Input:
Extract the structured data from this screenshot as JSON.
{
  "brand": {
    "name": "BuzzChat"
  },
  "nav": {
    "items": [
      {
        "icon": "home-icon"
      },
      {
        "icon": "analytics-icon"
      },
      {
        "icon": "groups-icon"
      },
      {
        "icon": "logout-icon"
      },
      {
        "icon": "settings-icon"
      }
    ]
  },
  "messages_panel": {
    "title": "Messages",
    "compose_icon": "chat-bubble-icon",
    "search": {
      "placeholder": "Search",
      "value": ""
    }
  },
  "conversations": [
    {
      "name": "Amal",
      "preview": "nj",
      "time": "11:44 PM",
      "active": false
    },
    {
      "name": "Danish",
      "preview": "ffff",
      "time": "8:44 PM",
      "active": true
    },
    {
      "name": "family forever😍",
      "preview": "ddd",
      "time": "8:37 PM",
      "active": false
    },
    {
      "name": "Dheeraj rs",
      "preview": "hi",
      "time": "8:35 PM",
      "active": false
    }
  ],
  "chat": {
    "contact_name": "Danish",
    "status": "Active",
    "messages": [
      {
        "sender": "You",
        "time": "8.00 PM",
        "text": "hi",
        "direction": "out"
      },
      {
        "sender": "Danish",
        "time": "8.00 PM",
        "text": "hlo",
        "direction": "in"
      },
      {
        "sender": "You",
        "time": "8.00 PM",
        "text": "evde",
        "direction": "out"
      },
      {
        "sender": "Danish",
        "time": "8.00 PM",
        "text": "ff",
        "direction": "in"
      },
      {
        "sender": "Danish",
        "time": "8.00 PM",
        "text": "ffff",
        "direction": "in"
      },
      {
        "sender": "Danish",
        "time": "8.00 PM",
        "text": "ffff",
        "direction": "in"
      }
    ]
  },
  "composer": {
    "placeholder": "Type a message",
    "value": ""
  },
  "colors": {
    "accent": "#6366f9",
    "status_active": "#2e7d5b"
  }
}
---
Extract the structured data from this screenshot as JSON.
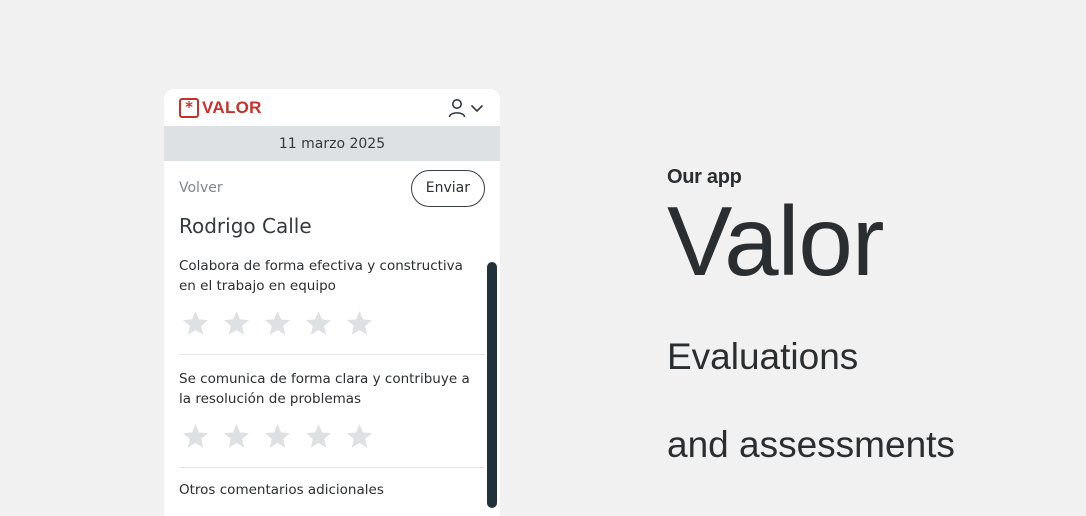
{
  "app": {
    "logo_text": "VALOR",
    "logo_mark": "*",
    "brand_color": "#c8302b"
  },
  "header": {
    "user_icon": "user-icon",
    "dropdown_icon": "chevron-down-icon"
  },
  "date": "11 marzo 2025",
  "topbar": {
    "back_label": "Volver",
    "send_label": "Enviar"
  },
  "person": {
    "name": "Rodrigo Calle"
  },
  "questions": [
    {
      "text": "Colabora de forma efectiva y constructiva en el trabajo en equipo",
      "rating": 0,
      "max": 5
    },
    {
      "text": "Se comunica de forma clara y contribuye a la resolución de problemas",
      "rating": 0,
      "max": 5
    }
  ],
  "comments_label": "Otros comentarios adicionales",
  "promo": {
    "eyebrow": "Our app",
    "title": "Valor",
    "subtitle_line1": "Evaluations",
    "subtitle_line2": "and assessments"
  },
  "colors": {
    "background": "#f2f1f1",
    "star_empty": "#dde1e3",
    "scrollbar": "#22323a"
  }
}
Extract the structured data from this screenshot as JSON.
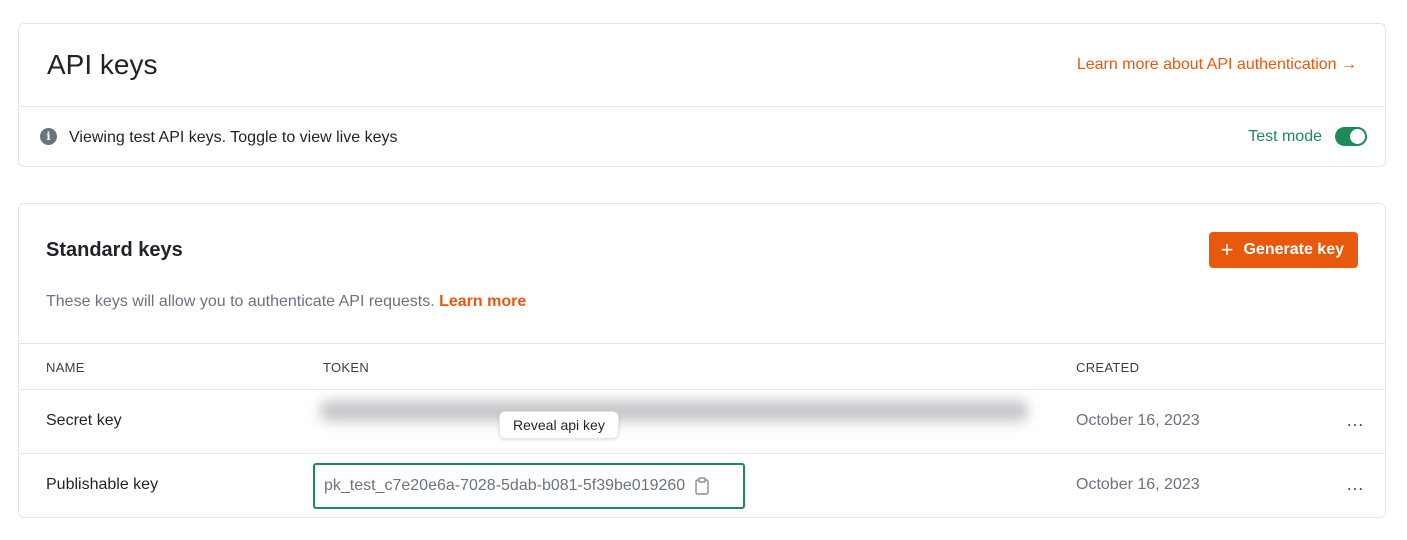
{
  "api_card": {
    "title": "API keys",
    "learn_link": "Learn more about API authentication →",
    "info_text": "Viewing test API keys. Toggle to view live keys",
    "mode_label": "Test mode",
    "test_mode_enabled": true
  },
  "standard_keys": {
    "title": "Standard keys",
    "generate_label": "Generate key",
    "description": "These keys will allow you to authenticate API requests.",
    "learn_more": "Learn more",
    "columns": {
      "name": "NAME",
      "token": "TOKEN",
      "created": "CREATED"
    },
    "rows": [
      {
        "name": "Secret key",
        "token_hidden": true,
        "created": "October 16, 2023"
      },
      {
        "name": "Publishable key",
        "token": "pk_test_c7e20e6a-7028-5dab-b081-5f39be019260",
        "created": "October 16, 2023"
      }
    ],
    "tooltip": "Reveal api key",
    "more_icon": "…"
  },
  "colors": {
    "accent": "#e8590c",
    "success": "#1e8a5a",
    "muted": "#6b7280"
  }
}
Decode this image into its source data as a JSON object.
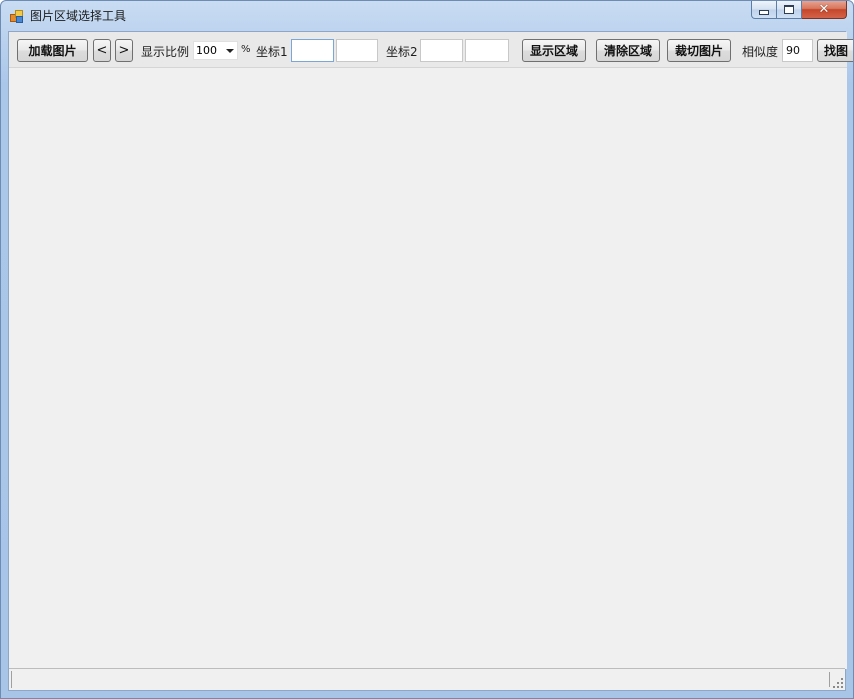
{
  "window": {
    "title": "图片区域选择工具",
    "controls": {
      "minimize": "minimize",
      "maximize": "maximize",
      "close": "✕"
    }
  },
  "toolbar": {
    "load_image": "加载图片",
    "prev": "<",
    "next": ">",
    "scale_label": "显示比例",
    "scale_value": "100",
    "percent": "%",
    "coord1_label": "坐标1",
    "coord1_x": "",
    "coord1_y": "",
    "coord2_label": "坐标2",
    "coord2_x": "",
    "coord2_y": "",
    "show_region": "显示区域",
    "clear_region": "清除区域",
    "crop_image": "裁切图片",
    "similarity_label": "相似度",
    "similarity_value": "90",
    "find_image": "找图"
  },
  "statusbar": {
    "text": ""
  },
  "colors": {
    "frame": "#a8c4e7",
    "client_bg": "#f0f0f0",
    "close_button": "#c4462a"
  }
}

What is being asked:
Look through the listing above. Pick out each line with "true" and copy it.

Answer for this exercise:
      "active": true
    "test_mode_enabled": true
        "token_hidden": true,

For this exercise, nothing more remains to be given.